BEGIN Data records
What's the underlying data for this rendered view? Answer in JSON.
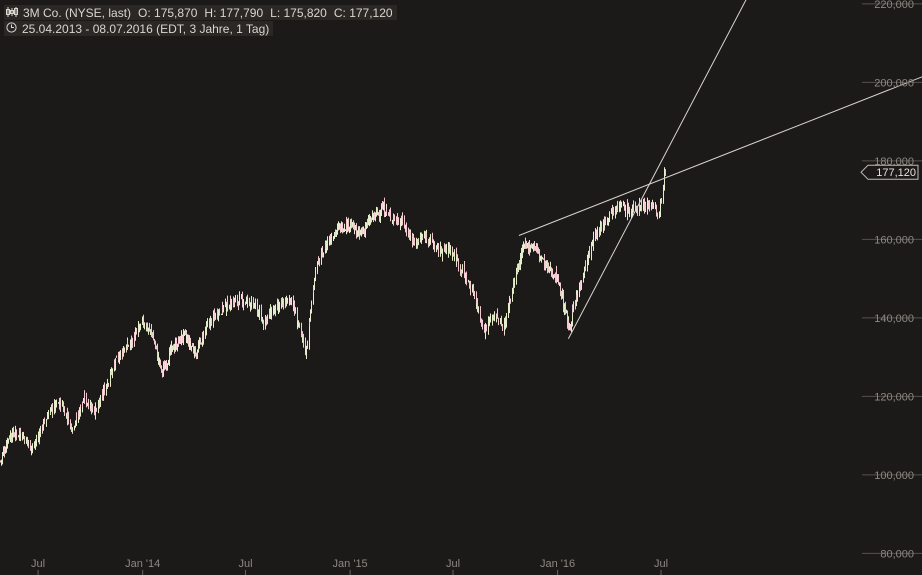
{
  "header": {
    "icon": "candlestick-icon",
    "name": "3M Co. (NYSE, last)",
    "open": "O: 175,870",
    "high": "H: 177,790",
    "low": "L: 175,820",
    "close": "C: 177,120",
    "clock_icon": "clock-icon",
    "range": "25.04.2013 - 08.07.2016 (EDT, 3 Jahre, 1 Tag)"
  },
  "last_price_label": "177,120",
  "colors": {
    "background": "#1c1a19",
    "up": "#e4eecb",
    "down": "#f2c9d0",
    "text": "#8c8882",
    "line": "#d8d4cc"
  },
  "chart_data": {
    "type": "candlestick",
    "y_ticks": [
      {
        "value": 220,
        "label": "220,000"
      },
      {
        "value": 200,
        "label": "200,000"
      },
      {
        "value": 180,
        "label": "180,000"
      },
      {
        "value": 160,
        "label": "160,000"
      },
      {
        "value": 140,
        "label": "140,000"
      },
      {
        "value": 120,
        "label": "120,000"
      },
      {
        "value": 100,
        "label": "100,000"
      },
      {
        "value": 80,
        "label": "80,000"
      }
    ],
    "ylim": [
      74.5,
      221
    ],
    "x_range": [
      "2013-04-25",
      "2016-07-08"
    ],
    "x_ticks": [
      {
        "date": "2013-07-01",
        "label": "Jul"
      },
      {
        "date": "2014-01-01",
        "label": "Jan '14"
      },
      {
        "date": "2014-07-01",
        "label": "Jul"
      },
      {
        "date": "2015-01-01",
        "label": "Jan '15"
      },
      {
        "date": "2015-07-01",
        "label": "Jul"
      },
      {
        "date": "2016-01-01",
        "label": "Jan '16"
      },
      {
        "date": "2016-07-01",
        "label": "Jul"
      }
    ],
    "last_price": 177.12,
    "price_path": [
      [
        "2013-04-25",
        103.5
      ],
      [
        "2013-05-10",
        110.0
      ],
      [
        "2013-05-31",
        110.8
      ],
      [
        "2013-06-21",
        106.5
      ],
      [
        "2013-07-19",
        116.0
      ],
      [
        "2013-08-09",
        118.5
      ],
      [
        "2013-08-30",
        112.0
      ],
      [
        "2013-09-20",
        119.5
      ],
      [
        "2013-10-11",
        116.0
      ],
      [
        "2013-10-31",
        124.0
      ],
      [
        "2013-11-22",
        131.0
      ],
      [
        "2013-12-13",
        134.0
      ],
      [
        "2013-12-31",
        139.0
      ],
      [
        "2014-01-17",
        136.0
      ],
      [
        "2014-02-03",
        126.0
      ],
      [
        "2014-02-21",
        132.0
      ],
      [
        "2014-03-14",
        135.5
      ],
      [
        "2014-04-04",
        131.0
      ],
      [
        "2014-04-25",
        138.0
      ],
      [
        "2014-05-16",
        142.0
      ],
      [
        "2014-06-06",
        144.0
      ],
      [
        "2014-06-27",
        144.5
      ],
      [
        "2014-07-18",
        143.0
      ],
      [
        "2014-07-31",
        139.0
      ],
      [
        "2014-08-15",
        141.5
      ],
      [
        "2014-09-05",
        143.5
      ],
      [
        "2014-09-19",
        145.0
      ],
      [
        "2014-10-03",
        137.0
      ],
      [
        "2014-10-15",
        131.5
      ],
      [
        "2014-10-31",
        152.0
      ],
      [
        "2014-11-21",
        159.5
      ],
      [
        "2014-12-12",
        163.0
      ],
      [
        "2014-12-31",
        164.0
      ],
      [
        "2015-01-16",
        161.0
      ],
      [
        "2015-02-06",
        165.0
      ],
      [
        "2015-02-27",
        168.0
      ],
      [
        "2015-03-13",
        166.0
      ],
      [
        "2015-04-03",
        164.5
      ],
      [
        "2015-04-24",
        159.0
      ],
      [
        "2015-05-15",
        161.0
      ],
      [
        "2015-06-05",
        157.0
      ],
      [
        "2015-06-26",
        157.5
      ],
      [
        "2015-07-17",
        152.0
      ],
      [
        "2015-08-07",
        146.0
      ],
      [
        "2015-08-25",
        136.5
      ],
      [
        "2015-09-11",
        141.0
      ],
      [
        "2015-09-28",
        137.5
      ],
      [
        "2015-10-15",
        149.0
      ],
      [
        "2015-11-02",
        158.0
      ],
      [
        "2015-11-20",
        158.5
      ],
      [
        "2015-12-11",
        153.0
      ],
      [
        "2015-12-31",
        150.5
      ],
      [
        "2016-01-20",
        137.5
      ],
      [
        "2016-02-12",
        150.0
      ],
      [
        "2016-03-04",
        160.0
      ],
      [
        "2016-03-24",
        165.0
      ],
      [
        "2016-04-14",
        169.0
      ],
      [
        "2016-05-05",
        167.0
      ],
      [
        "2016-05-26",
        168.5
      ],
      [
        "2016-06-16",
        169.0
      ],
      [
        "2016-06-27",
        166.0
      ],
      [
        "2016-07-08",
        177.1
      ]
    ],
    "trendlines": [
      {
        "from": [
          "2015-10-28",
          161.0
        ],
        "to": [
          "2016-07-08",
          175.5
        ]
      },
      {
        "from": [
          "2015-11-15",
          161.0
        ],
        "to": [
          "2016-07-08",
          181.0
        ]
      }
    ],
    "channel_lines": [
      {
        "name": "upper",
        "from": [
          "2015-10-25",
          161.0
        ],
        "to": [
          "2016-07-08",
          175.3
        ],
        "extend_to": [
          "2017-10-31",
          203.0
        ]
      },
      {
        "name": "lower",
        "from": [
          "2016-01-20",
          134.7
        ],
        "to": [
          "2016-07-08",
          167.0
        ],
        "extend_to": [
          "2016-12-01",
          222.0
        ]
      }
    ]
  }
}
END Data records
- **What you need to do**: Leave out the pictures and output every record above precisely as given.

- **Full output**:
What's the underlying data for this rendered view? Answer in JSON.
{
  "header": {
    "icon": "candlestick-icon",
    "name": "3M Co. (NYSE, last)",
    "open": "O: 175,870",
    "high": "H: 177,790",
    "low": "L: 175,820",
    "close": "C: 177,120",
    "clock_icon": "clock-icon",
    "range": "25.04.2013 - 08.07.2016 (EDT, 3 Jahre, 1 Tag)"
  },
  "last_price_label": "177,120",
  "colors": {
    "background": "#1c1a19",
    "up": "#e4eecb",
    "down": "#f2c9d0",
    "text": "#8c8882",
    "line": "#d8d4cc"
  },
  "chart_data": {
    "type": "candlestick",
    "y_ticks": [
      {
        "value": 220,
        "label": "220,000"
      },
      {
        "value": 200,
        "label": "200,000"
      },
      {
        "value": 180,
        "label": "180,000"
      },
      {
        "value": 160,
        "label": "160,000"
      },
      {
        "value": 140,
        "label": "140,000"
      },
      {
        "value": 120,
        "label": "120,000"
      },
      {
        "value": 100,
        "label": "100,000"
      },
      {
        "value": 80,
        "label": "80,000"
      }
    ],
    "ylim": [
      74.5,
      221
    ],
    "x_range": [
      "2013-04-25",
      "2016-07-08"
    ],
    "x_ticks": [
      {
        "date": "2013-07-01",
        "label": "Jul"
      },
      {
        "date": "2014-01-01",
        "label": "Jan '14"
      },
      {
        "date": "2014-07-01",
        "label": "Jul"
      },
      {
        "date": "2015-01-01",
        "label": "Jan '15"
      },
      {
        "date": "2015-07-01",
        "label": "Jul"
      },
      {
        "date": "2016-01-01",
        "label": "Jan '16"
      },
      {
        "date": "2016-07-01",
        "label": "Jul"
      }
    ],
    "last_price": 177.12,
    "price_path": [
      [
        "2013-04-25",
        103.5
      ],
      [
        "2013-05-10",
        110.0
      ],
      [
        "2013-05-31",
        110.8
      ],
      [
        "2013-06-21",
        106.5
      ],
      [
        "2013-07-19",
        116.0
      ],
      [
        "2013-08-09",
        118.5
      ],
      [
        "2013-08-30",
        112.0
      ],
      [
        "2013-09-20",
        119.5
      ],
      [
        "2013-10-11",
        116.0
      ],
      [
        "2013-10-31",
        124.0
      ],
      [
        "2013-11-22",
        131.0
      ],
      [
        "2013-12-13",
        134.0
      ],
      [
        "2013-12-31",
        139.0
      ],
      [
        "2014-01-17",
        136.0
      ],
      [
        "2014-02-03",
        126.0
      ],
      [
        "2014-02-21",
        132.0
      ],
      [
        "2014-03-14",
        135.5
      ],
      [
        "2014-04-04",
        131.0
      ],
      [
        "2014-04-25",
        138.0
      ],
      [
        "2014-05-16",
        142.0
      ],
      [
        "2014-06-06",
        144.0
      ],
      [
        "2014-06-27",
        144.5
      ],
      [
        "2014-07-18",
        143.0
      ],
      [
        "2014-07-31",
        139.0
      ],
      [
        "2014-08-15",
        141.5
      ],
      [
        "2014-09-05",
        143.5
      ],
      [
        "2014-09-19",
        145.0
      ],
      [
        "2014-10-03",
        137.0
      ],
      [
        "2014-10-15",
        131.5
      ],
      [
        "2014-10-31",
        152.0
      ],
      [
        "2014-11-21",
        159.5
      ],
      [
        "2014-12-12",
        163.0
      ],
      [
        "2014-12-31",
        164.0
      ],
      [
        "2015-01-16",
        161.0
      ],
      [
        "2015-02-06",
        165.0
      ],
      [
        "2015-02-27",
        168.0
      ],
      [
        "2015-03-13",
        166.0
      ],
      [
        "2015-04-03",
        164.5
      ],
      [
        "2015-04-24",
        159.0
      ],
      [
        "2015-05-15",
        161.0
      ],
      [
        "2015-06-05",
        157.0
      ],
      [
        "2015-06-26",
        157.5
      ],
      [
        "2015-07-17",
        152.0
      ],
      [
        "2015-08-07",
        146.0
      ],
      [
        "2015-08-25",
        136.5
      ],
      [
        "2015-09-11",
        141.0
      ],
      [
        "2015-09-28",
        137.5
      ],
      [
        "2015-10-15",
        149.0
      ],
      [
        "2015-11-02",
        158.0
      ],
      [
        "2015-11-20",
        158.5
      ],
      [
        "2015-12-11",
        153.0
      ],
      [
        "2015-12-31",
        150.5
      ],
      [
        "2016-01-20",
        137.5
      ],
      [
        "2016-02-12",
        150.0
      ],
      [
        "2016-03-04",
        160.0
      ],
      [
        "2016-03-24",
        165.0
      ],
      [
        "2016-04-14",
        169.0
      ],
      [
        "2016-05-05",
        167.0
      ],
      [
        "2016-05-26",
        168.5
      ],
      [
        "2016-06-16",
        169.0
      ],
      [
        "2016-06-27",
        166.0
      ],
      [
        "2016-07-08",
        177.1
      ]
    ],
    "trendlines": [
      {
        "from": [
          "2015-10-28",
          161.0
        ],
        "to": [
          "2016-07-08",
          175.5
        ]
      },
      {
        "from": [
          "2015-11-15",
          161.0
        ],
        "to": [
          "2016-07-08",
          181.0
        ]
      }
    ],
    "channel_lines": [
      {
        "name": "upper",
        "from": [
          "2015-10-25",
          161.0
        ],
        "to": [
          "2016-07-08",
          175.3
        ],
        "extend_to": [
          "2017-10-31",
          203.0
        ]
      },
      {
        "name": "lower",
        "from": [
          "2016-01-20",
          134.7
        ],
        "to": [
          "2016-07-08",
          167.0
        ],
        "extend_to": [
          "2016-12-01",
          222.0
        ]
      }
    ]
  }
}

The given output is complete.